Figure content listings:
:::::
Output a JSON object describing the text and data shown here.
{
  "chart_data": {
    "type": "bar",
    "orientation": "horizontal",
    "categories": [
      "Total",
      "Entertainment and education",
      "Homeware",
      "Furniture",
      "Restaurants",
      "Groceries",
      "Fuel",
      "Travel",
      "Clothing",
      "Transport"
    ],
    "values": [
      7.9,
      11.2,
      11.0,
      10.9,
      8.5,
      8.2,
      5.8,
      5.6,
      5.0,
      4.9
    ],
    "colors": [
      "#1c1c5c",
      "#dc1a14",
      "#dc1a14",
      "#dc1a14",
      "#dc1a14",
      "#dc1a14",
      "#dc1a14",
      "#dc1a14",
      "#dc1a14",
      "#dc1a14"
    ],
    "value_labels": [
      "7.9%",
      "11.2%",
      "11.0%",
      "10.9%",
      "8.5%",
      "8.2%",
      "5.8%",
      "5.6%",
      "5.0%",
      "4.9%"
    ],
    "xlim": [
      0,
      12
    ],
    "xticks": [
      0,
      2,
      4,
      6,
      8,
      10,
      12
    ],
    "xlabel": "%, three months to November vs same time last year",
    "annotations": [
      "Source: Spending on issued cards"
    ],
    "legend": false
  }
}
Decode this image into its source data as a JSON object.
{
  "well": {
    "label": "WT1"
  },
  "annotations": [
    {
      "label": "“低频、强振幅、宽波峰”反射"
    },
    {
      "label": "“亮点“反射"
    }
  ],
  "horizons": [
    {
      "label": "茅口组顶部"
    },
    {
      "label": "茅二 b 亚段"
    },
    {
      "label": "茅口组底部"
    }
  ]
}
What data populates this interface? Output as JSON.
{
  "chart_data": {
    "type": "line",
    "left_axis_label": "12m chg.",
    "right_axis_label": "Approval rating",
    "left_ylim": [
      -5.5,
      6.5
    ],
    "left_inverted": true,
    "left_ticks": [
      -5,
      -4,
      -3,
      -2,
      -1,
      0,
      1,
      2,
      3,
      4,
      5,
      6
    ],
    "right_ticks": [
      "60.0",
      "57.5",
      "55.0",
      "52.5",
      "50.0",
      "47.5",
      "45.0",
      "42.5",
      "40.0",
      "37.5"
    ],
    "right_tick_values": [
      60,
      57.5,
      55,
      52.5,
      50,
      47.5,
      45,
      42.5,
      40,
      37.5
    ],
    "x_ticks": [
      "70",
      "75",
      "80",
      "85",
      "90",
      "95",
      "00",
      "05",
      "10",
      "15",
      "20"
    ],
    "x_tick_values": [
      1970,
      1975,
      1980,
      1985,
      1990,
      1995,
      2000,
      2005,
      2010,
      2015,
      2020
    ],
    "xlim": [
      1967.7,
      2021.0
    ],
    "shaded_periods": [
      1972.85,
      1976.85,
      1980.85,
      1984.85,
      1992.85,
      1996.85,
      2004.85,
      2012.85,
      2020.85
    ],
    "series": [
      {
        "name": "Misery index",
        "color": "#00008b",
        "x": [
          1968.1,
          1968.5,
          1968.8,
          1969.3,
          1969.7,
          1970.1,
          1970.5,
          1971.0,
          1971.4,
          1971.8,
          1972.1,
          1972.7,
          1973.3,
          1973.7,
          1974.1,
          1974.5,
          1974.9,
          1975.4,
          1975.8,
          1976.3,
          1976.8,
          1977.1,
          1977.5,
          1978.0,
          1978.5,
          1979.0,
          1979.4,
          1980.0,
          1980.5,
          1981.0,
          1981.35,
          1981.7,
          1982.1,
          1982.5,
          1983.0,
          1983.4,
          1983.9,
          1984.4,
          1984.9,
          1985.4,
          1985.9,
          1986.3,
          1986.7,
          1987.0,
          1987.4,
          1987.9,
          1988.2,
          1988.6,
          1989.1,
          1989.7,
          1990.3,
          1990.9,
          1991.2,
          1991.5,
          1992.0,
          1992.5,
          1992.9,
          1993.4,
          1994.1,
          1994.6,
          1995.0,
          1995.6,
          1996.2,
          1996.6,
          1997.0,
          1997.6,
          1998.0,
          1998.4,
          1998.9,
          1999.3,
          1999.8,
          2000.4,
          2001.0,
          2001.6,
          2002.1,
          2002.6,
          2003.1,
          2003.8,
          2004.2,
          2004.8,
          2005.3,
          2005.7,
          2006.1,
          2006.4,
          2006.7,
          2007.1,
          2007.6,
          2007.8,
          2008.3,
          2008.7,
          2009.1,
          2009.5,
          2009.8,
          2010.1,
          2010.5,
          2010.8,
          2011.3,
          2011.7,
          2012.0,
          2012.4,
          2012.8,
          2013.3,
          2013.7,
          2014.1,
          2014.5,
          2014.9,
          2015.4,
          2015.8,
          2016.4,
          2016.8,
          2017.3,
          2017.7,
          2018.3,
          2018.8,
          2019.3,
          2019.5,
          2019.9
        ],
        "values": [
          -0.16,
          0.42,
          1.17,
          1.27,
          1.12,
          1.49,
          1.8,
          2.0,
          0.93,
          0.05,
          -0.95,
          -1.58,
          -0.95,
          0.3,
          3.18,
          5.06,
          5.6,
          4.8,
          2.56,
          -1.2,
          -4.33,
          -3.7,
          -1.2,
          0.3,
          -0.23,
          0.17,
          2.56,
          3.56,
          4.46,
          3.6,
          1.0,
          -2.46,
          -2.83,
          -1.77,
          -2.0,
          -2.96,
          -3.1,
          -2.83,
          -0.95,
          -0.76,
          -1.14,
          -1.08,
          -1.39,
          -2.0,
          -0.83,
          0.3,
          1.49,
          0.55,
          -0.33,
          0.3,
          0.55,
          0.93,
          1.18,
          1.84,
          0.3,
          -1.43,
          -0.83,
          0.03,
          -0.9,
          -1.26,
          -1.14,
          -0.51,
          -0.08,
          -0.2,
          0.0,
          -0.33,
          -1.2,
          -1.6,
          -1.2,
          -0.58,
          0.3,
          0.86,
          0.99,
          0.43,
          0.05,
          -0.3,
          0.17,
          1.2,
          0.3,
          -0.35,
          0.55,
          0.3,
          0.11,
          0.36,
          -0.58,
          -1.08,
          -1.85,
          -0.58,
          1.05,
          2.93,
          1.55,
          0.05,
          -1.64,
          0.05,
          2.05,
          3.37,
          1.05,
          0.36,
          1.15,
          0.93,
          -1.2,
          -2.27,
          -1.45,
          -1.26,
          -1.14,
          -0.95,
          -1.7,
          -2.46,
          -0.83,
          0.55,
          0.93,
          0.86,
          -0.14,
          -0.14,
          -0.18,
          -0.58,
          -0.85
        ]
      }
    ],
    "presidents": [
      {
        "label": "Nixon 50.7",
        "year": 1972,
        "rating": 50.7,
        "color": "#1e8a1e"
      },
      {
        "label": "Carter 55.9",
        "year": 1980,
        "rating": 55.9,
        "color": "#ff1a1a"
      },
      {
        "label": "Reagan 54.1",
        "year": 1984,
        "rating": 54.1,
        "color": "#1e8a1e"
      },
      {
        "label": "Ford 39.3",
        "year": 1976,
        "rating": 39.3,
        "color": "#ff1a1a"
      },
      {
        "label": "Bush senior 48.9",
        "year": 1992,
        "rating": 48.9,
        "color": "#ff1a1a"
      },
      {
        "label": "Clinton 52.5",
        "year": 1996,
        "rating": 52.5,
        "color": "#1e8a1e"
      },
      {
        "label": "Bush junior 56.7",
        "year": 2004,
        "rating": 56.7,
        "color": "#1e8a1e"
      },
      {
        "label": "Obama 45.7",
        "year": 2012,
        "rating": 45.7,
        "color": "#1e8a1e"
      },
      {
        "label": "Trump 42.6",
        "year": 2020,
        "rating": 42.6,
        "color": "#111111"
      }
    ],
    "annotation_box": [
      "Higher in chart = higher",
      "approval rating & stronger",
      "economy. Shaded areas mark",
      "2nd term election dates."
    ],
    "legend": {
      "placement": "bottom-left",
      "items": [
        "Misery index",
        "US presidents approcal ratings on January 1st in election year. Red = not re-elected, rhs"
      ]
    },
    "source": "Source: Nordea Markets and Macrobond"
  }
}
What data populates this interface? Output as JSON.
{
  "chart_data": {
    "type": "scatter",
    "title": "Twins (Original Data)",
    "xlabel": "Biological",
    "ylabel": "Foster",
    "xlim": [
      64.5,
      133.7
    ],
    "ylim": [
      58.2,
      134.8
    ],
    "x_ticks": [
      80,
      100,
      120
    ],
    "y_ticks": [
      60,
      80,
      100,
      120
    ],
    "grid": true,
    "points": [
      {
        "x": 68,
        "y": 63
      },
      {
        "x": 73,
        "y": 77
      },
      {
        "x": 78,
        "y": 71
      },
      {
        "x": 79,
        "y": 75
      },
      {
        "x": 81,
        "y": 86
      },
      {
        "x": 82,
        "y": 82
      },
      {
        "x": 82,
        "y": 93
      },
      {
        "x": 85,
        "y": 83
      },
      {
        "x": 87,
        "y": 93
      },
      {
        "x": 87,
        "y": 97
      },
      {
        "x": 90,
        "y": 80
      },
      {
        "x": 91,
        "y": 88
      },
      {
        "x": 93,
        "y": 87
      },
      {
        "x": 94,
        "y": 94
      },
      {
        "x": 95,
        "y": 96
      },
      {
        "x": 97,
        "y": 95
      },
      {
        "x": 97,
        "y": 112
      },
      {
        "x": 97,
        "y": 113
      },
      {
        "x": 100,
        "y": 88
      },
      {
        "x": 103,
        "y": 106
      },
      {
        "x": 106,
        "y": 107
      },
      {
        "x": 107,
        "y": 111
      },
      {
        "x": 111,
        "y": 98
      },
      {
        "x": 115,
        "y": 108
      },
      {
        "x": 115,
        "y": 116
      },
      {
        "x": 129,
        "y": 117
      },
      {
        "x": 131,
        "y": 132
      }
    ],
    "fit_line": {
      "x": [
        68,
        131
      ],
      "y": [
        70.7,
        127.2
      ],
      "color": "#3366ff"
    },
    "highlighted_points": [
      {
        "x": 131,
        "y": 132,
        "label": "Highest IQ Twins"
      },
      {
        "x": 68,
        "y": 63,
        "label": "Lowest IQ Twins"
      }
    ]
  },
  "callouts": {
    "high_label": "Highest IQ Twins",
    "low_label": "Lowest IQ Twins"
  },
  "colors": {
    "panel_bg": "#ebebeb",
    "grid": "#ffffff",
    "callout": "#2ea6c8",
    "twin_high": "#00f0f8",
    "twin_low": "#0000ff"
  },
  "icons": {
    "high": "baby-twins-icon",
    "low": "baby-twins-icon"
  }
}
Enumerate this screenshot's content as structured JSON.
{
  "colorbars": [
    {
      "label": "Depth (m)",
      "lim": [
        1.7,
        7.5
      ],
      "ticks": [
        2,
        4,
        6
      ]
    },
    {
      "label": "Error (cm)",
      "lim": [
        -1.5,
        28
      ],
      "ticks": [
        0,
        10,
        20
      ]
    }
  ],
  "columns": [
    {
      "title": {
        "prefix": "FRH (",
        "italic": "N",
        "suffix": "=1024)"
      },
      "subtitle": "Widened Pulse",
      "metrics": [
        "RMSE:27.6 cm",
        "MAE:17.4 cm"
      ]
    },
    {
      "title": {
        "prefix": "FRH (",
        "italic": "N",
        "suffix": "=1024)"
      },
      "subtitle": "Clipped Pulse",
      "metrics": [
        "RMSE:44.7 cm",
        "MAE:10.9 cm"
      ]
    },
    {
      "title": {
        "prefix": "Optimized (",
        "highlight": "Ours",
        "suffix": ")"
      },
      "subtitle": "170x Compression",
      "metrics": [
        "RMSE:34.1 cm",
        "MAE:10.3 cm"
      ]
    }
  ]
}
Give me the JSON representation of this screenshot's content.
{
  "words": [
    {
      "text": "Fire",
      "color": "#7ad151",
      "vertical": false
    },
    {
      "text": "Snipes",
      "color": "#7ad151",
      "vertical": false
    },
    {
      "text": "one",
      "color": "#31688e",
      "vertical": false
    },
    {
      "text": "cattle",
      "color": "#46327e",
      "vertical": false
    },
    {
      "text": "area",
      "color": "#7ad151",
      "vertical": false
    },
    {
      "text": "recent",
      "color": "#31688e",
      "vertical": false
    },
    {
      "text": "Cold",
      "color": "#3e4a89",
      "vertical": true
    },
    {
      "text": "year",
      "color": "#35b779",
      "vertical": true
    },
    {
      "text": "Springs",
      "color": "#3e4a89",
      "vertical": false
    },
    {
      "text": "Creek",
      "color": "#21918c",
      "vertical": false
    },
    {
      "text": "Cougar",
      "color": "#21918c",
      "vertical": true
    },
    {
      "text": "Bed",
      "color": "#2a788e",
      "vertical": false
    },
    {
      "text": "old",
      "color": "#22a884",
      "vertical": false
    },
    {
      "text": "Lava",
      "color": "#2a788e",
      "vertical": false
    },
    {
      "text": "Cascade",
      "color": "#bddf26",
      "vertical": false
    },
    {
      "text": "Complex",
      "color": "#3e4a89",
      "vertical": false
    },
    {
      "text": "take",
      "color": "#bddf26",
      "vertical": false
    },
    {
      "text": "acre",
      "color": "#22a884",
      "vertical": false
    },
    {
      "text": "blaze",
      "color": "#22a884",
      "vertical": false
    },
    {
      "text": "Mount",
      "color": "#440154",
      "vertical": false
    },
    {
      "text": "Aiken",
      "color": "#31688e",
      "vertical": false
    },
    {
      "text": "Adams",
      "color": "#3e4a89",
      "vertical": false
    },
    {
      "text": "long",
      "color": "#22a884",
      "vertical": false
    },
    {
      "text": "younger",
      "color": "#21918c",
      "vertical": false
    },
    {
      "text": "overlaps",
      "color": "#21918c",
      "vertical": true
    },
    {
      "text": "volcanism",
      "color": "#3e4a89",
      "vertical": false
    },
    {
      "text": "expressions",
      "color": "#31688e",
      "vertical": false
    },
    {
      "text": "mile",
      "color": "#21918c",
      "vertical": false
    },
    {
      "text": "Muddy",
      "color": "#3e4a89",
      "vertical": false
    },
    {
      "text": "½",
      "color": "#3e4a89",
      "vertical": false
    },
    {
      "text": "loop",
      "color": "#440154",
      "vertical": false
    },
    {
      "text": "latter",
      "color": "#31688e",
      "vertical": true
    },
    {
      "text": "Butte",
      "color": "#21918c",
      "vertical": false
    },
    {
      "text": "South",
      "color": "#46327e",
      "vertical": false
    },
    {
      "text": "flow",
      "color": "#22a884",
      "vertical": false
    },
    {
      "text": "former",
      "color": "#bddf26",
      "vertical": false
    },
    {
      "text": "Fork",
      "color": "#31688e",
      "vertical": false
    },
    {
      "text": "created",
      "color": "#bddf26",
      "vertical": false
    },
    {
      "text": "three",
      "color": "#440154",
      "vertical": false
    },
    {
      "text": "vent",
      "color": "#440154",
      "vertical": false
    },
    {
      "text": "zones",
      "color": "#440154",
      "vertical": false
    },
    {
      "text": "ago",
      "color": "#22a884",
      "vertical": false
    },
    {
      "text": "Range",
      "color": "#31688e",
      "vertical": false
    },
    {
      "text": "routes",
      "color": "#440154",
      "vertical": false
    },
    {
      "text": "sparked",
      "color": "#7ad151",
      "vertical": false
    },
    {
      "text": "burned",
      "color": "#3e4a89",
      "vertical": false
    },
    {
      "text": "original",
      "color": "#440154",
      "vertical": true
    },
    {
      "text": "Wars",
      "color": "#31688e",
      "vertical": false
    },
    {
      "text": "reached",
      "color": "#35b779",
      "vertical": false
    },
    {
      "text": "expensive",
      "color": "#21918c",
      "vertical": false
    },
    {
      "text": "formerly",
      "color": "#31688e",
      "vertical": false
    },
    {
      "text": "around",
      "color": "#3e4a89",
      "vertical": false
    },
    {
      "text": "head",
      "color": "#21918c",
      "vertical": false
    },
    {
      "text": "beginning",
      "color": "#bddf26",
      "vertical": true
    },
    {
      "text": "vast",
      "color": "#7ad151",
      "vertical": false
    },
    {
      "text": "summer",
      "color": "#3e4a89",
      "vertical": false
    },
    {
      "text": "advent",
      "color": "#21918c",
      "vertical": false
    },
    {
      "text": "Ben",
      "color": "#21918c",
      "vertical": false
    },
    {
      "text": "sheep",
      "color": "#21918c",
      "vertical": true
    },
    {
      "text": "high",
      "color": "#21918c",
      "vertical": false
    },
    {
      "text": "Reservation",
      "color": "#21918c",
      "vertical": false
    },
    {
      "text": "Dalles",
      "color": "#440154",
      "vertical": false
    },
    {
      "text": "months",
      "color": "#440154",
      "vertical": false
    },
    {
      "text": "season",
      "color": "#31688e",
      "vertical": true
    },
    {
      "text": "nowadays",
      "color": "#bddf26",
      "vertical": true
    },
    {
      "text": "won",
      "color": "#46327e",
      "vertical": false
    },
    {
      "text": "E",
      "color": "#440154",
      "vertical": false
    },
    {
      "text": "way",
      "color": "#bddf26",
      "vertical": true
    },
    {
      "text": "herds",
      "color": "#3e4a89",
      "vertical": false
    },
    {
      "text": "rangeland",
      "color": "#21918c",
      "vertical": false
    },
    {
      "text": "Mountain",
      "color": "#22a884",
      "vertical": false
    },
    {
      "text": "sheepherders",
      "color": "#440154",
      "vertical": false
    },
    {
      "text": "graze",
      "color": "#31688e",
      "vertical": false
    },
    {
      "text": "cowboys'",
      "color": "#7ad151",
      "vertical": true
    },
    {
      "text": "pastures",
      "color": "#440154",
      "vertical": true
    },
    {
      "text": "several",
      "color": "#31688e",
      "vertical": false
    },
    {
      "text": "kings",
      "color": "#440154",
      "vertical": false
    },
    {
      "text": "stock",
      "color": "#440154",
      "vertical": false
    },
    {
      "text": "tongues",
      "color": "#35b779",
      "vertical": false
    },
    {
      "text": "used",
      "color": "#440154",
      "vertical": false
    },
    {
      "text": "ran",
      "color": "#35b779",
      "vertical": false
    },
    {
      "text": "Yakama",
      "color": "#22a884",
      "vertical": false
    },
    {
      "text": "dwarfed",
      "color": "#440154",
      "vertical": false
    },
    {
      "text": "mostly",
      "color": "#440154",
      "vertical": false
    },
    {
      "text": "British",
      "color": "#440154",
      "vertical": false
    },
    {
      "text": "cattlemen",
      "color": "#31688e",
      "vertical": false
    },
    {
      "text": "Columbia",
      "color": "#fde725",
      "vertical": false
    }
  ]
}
:::::
» Exercise task
Your answer should be one number: how many lines in the material above contain the string "this".

» Full response
5